> **Extract to read**:
╔══

= List of acts of the Parliament of Great Britain from 1733 =

This is a complete list of acts of the Parliament of Great Britain for the year 1733.

For acts passed until 1707, see the list of acts of the Parliament of England and the list of acts of the Parliament of Scotland. See also the list of acts of the Parliament of Ireland.

For acts passed from 1801 onwards, see the list of acts of the Parliament of the United Kingdom. For acts of the devolved parliaments and assemblies in the United Kingdom, see the list of acts of the Scottish Parliament, the list of acts of the Northern Ireland Assembly, and the list of acts and measures of Senedd Cymru; see also the list of acts of the Parliament of Northern Ireland.

The number shown after each act's title is its chapter number. Acts are cited using this number, preceded by the year(s) of the reign during which the relevant parliamentary session was held; thus the Union with Ireland Act 1800 is cited as "39 & 40 Geo. 3. c. 67", meaning the 67th act passed during the session that started in the 39th year of the reign of George III and which finished in the 40th year of that reign. Note that the modern convention is to use Arabic numerals in citations (thus "41 Geo. 3" rather than "41 Geo. III"). Acts of the last session of the Parliament of Great Britain and the first session of the Parliament of the United Kingdom are both cited as "41 Geo. 3".

Acts passed by the Parliament of Great Britain did not have a short title; however, some of these acts have subsequently been given a short title by acts of the Parliament of the United Kingdom (such as the Short Titles Act 1896).

╚══

> **To do**:
**1)** In the 1733 acts list, what does the number after each act's title indicate?
**2)** From the 1733 acts list, copy everything from "This is a complete" down to "Parliament of Ireland.".

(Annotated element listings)

╔══

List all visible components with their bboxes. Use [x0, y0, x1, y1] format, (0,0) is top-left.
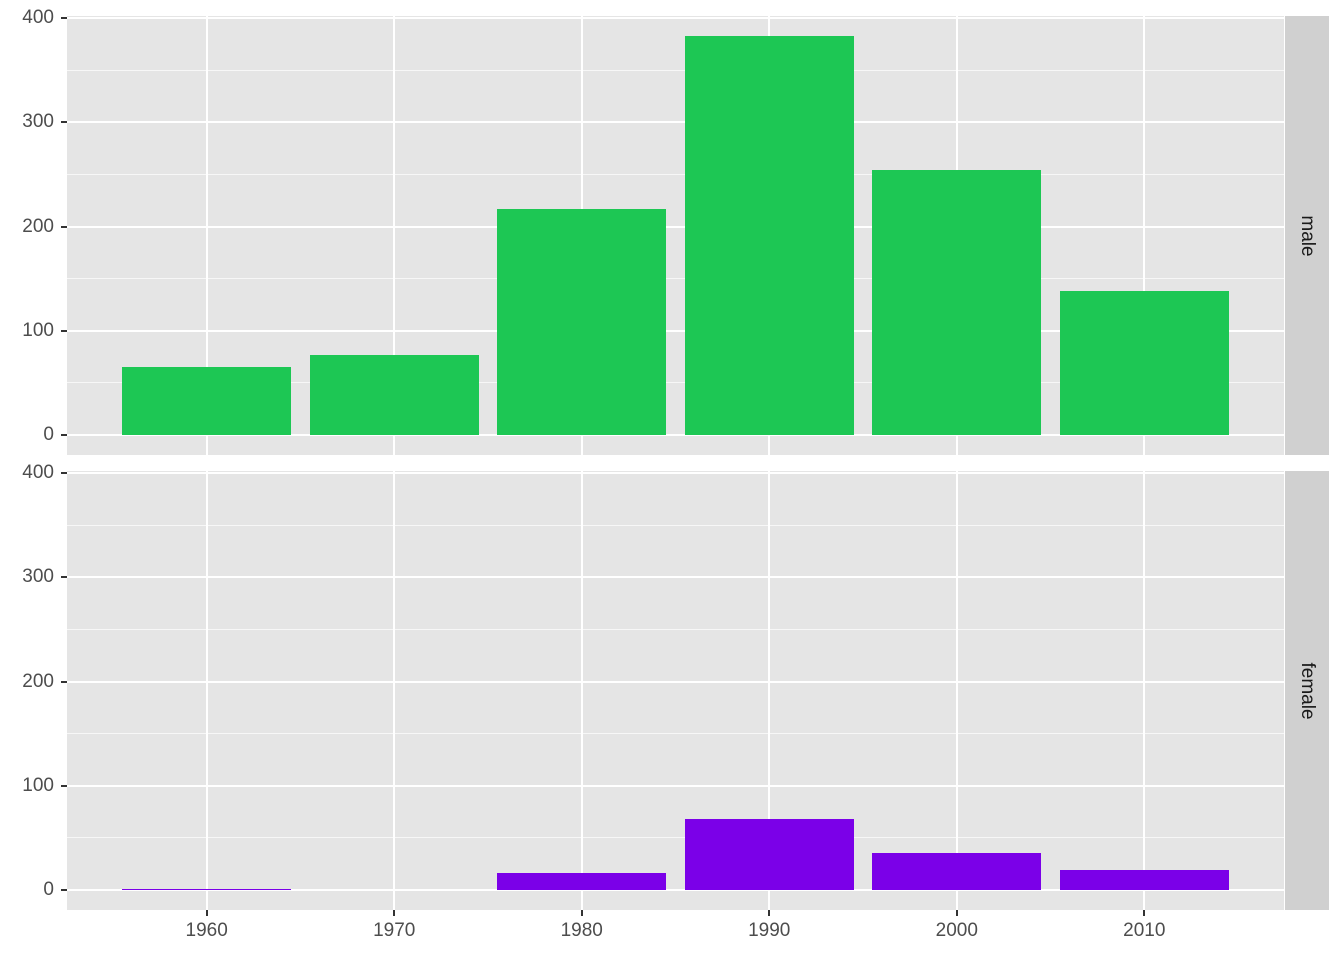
- vertical-gridline: [580, 471, 583, 910]
- vertical-gridline: [393, 471, 396, 910]
- major-gridline: [67, 121, 1284, 124]
- x-tick-label: 1990: [748, 920, 791, 941]
- bar-female-1980: [497, 873, 667, 891]
- bar-male-2010: [1059, 291, 1229, 436]
- y-tick: [61, 472, 67, 475]
- y-tick-label: 400: [22, 462, 54, 484]
- facet-strip-label: female: [1297, 661, 1318, 720]
- y-tick: [61, 225, 67, 228]
- bar-male-1980: [497, 208, 667, 436]
- minor-gridline: [67, 382, 1284, 384]
- minor-gridline: [67, 174, 1284, 176]
- y-tick-label: 400: [22, 7, 54, 29]
- x-tick: [955, 910, 958, 916]
- major-gridline: [67, 889, 1284, 892]
- bar-male-1960: [122, 367, 292, 436]
- y-tick: [61, 329, 67, 332]
- vertical-gridline: [1143, 471, 1146, 910]
- minor-gridline: [67, 278, 1284, 280]
- minor-gridline: [67, 524, 1284, 526]
- bar-male-2000: [872, 170, 1042, 436]
- x-tick-label: 2010: [1123, 920, 1166, 941]
- major-gridline: [67, 472, 1284, 475]
- vertical-gridline: [205, 471, 208, 910]
- vertical-gridline: [768, 471, 771, 910]
- y-tick-label: 300: [22, 566, 54, 588]
- vertical-gridline: [205, 16, 208, 455]
- facet-strip-male: male: [1285, 16, 1329, 455]
- bar-female-1990: [684, 819, 854, 891]
- bar-female-2000: [872, 852, 1042, 891]
- y-tick: [61, 889, 67, 892]
- minor-gridline: [67, 629, 1284, 631]
- x-tick: [768, 910, 771, 916]
- y-tick-label: 0: [43, 879, 54, 901]
- major-gridline: [67, 225, 1284, 228]
- x-tick: [393, 910, 396, 916]
- y-tick: [61, 784, 67, 787]
- minor-gridline: [67, 837, 1284, 839]
- facet-panel-male: [67, 16, 1284, 455]
- x-tick: [205, 910, 208, 916]
- major-gridline: [67, 784, 1284, 787]
- x-tick-label: 1960: [185, 920, 228, 941]
- facet-strip-label: male: [1297, 214, 1318, 257]
- facet-strip-female: female: [1285, 471, 1329, 910]
- y-tick-label: 200: [22, 215, 54, 237]
- bar-female-2010: [1059, 870, 1229, 891]
- y-tick: [61, 17, 67, 20]
- y-tick-label: 300: [22, 111, 54, 133]
- y-tick: [61, 121, 67, 124]
- x-tick-label: 2000: [935, 920, 978, 941]
- y-tick-label: 100: [22, 774, 54, 796]
- x-tick: [580, 910, 583, 916]
- major-gridline: [67, 17, 1284, 20]
- major-gridline: [67, 434, 1284, 437]
- minor-gridline: [67, 69, 1284, 71]
- major-gridline: [67, 680, 1284, 683]
- bar-male-1990: [684, 35, 854, 436]
- x-tick-label: 1970: [373, 920, 416, 941]
- major-gridline: [67, 576, 1284, 579]
- x-tick-label: 1980: [560, 920, 603, 941]
- facet-panel-female: [67, 471, 1284, 910]
- y-tick-label: 100: [22, 319, 54, 341]
- minor-gridline: [67, 733, 1284, 735]
- y-tick-label: 200: [22, 670, 54, 692]
- y-tick: [61, 434, 67, 437]
- y-tick-label: 0: [43, 424, 54, 446]
- vertical-gridline: [955, 471, 958, 910]
- vertical-gridline: [1143, 16, 1146, 455]
- bar-male-1970: [309, 354, 479, 436]
- major-gridline: [67, 329, 1284, 332]
- y-tick: [61, 680, 67, 683]
- bar-female-1960: [122, 889, 292, 891]
- vertical-gridline: [393, 16, 396, 455]
- y-tick: [61, 576, 67, 579]
- x-tick: [1143, 910, 1146, 916]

╚══

> **Answers in order**:
**1)** Its chapter number.

**2)**
This is a complete list of acts of the Parliament of Great Britain for the year 1733.

For acts passed until 1707, see the list of acts of the Parliament of England and the list of acts of the Parliament of Scotland. See also the list of acts of the Parliament of Ireland.